:: DATA ENTRIES ::
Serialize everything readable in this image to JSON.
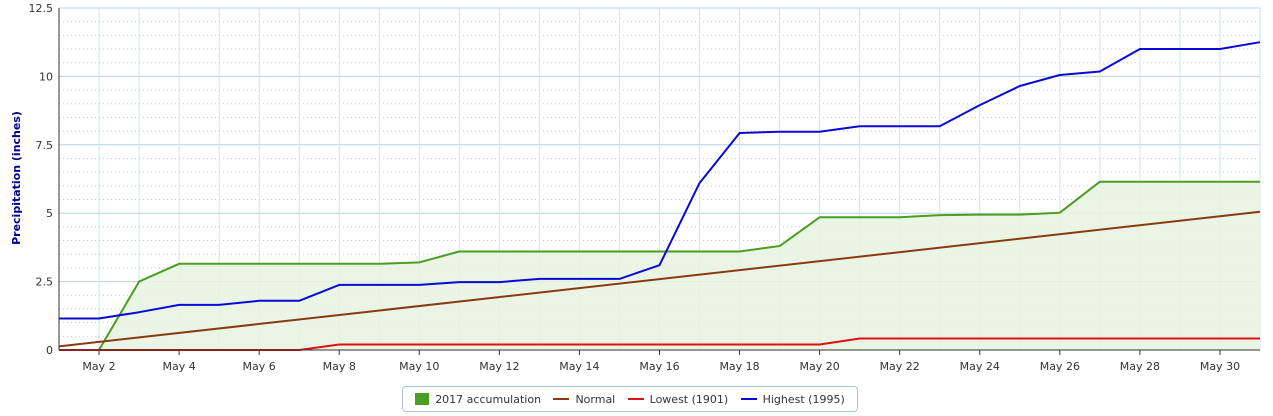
{
  "chart_data": {
    "type": "line",
    "title": "",
    "xlabel": "",
    "ylabel": "Precipitation (inches)",
    "xlim": [
      "May 1",
      "May 31"
    ],
    "ylim": [
      0,
      12.5
    ],
    "grid": true,
    "legend_position": "bottom",
    "y_ticks": [
      "0",
      "2.5",
      "5",
      "7.5",
      "10",
      "12.5"
    ],
    "x_tick_labels": [
      "May 2",
      "May 4",
      "May 6",
      "May 8",
      "May 10",
      "May 12",
      "May 14",
      "May 16",
      "May 18",
      "May 20",
      "May 22",
      "May 24",
      "May 26",
      "May 28",
      "May 30"
    ],
    "x_tick_days": [
      2,
      4,
      6,
      8,
      10,
      12,
      14,
      16,
      18,
      20,
      22,
      24,
      26,
      28,
      30
    ],
    "series": [
      {
        "name": "2017 accumulation",
        "kind": "area",
        "color": "#4a9e23",
        "fill": "#e8f3e0",
        "x": [
          1,
          2,
          3,
          4,
          5,
          6,
          7,
          8,
          9,
          10,
          11,
          12,
          13,
          14,
          15,
          16,
          17,
          18,
          19,
          20,
          21,
          22,
          23,
          24,
          25,
          26,
          27,
          28,
          29,
          30,
          31
        ],
        "values": [
          0.0,
          0.0,
          2.5,
          3.15,
          3.15,
          3.15,
          3.15,
          3.15,
          3.15,
          3.2,
          3.6,
          3.6,
          3.6,
          3.6,
          3.6,
          3.6,
          3.6,
          3.6,
          3.8,
          4.85,
          4.85,
          4.85,
          4.93,
          4.95,
          4.95,
          5.02,
          6.15,
          6.15,
          6.15,
          6.15,
          6.15
        ]
      },
      {
        "name": "Normal",
        "kind": "line",
        "color": "#8b3a0f",
        "x": [
          1,
          31
        ],
        "values": [
          0.13,
          5.05
        ]
      },
      {
        "name": "Lowest (1901)",
        "kind": "line",
        "color": "#e0100c",
        "x": [
          1,
          2,
          3,
          4,
          5,
          6,
          7,
          8,
          9,
          10,
          11,
          12,
          13,
          14,
          15,
          16,
          17,
          18,
          19,
          20,
          21,
          22,
          23,
          24,
          25,
          26,
          27,
          28,
          29,
          30,
          31
        ],
        "values": [
          0,
          0,
          0,
          0,
          0,
          0,
          0,
          0.2,
          0.2,
          0.2,
          0.2,
          0.2,
          0.2,
          0.2,
          0.2,
          0.2,
          0.2,
          0.2,
          0.2,
          0.2,
          0.42,
          0.42,
          0.42,
          0.42,
          0.42,
          0.42,
          0.42,
          0.42,
          0.42,
          0.42,
          0.42
        ]
      },
      {
        "name": "Highest (1995)",
        "kind": "line",
        "color": "#0a0ad8",
        "x": [
          1,
          2,
          3,
          4,
          5,
          6,
          7,
          8,
          9,
          10,
          11,
          12,
          13,
          14,
          15,
          16,
          17,
          18,
          19,
          20,
          21,
          22,
          23,
          24,
          25,
          26,
          27,
          28,
          29,
          30,
          31
        ],
        "values": [
          1.15,
          1.15,
          1.38,
          1.65,
          1.65,
          1.8,
          1.8,
          2.38,
          2.38,
          2.38,
          2.48,
          2.48,
          2.6,
          2.6,
          2.6,
          3.1,
          6.1,
          7.93,
          7.98,
          7.98,
          8.18,
          8.18,
          8.18,
          8.95,
          9.65,
          10.05,
          10.18,
          11.0,
          11.0,
          11.0,
          11.25
        ]
      }
    ]
  }
}
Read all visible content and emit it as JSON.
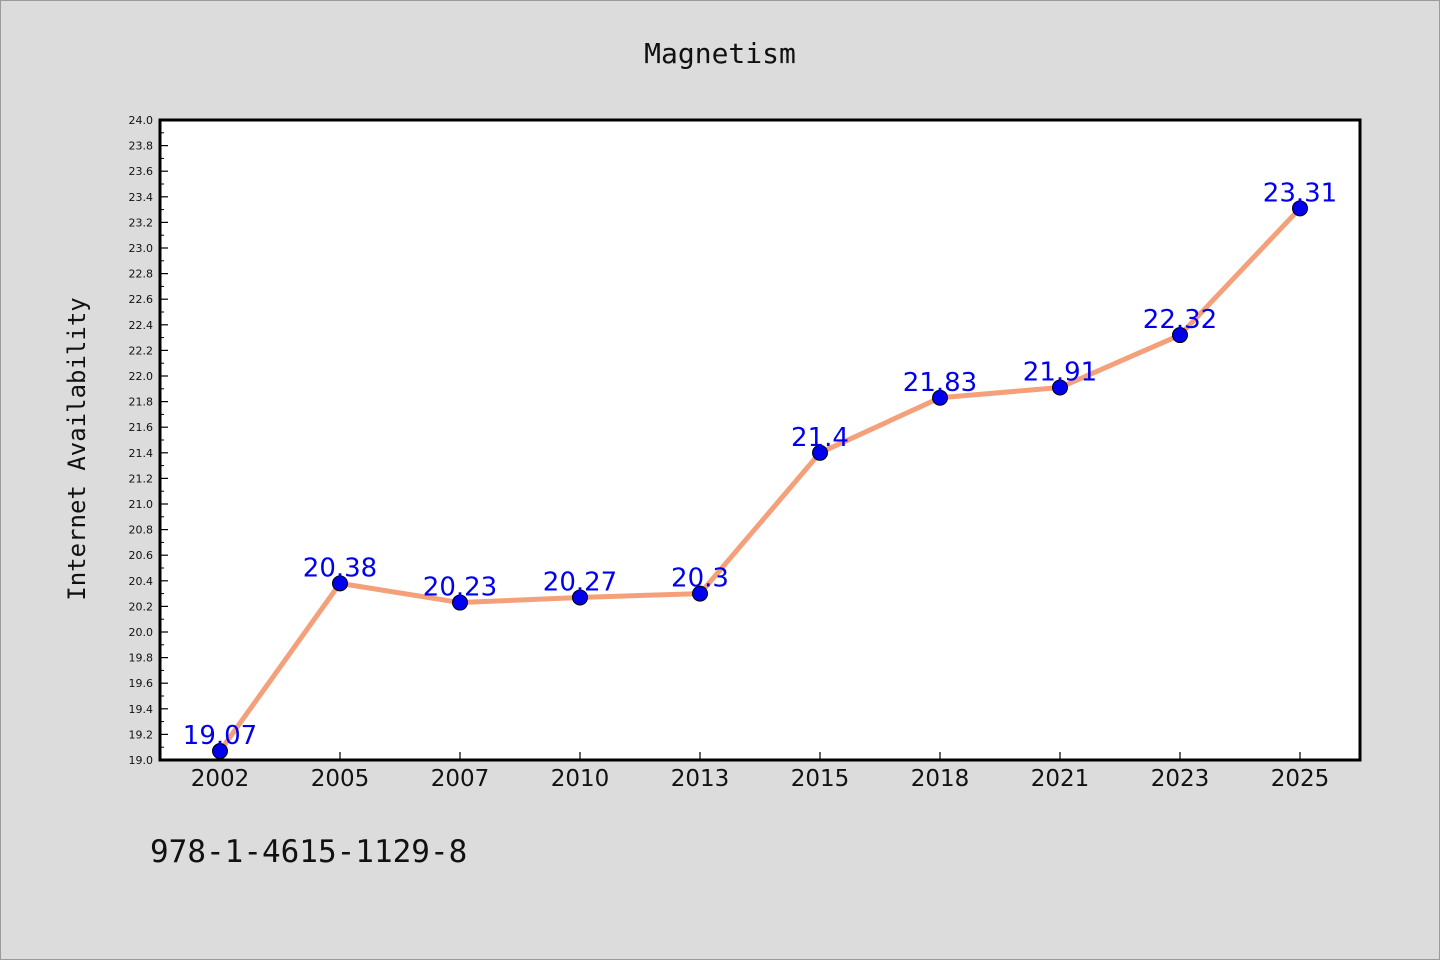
:::
Copy each line in the data that holds the word "JSON".

Serialize everything readable in this image to JSON.
Read all visible content and emit it as JSON.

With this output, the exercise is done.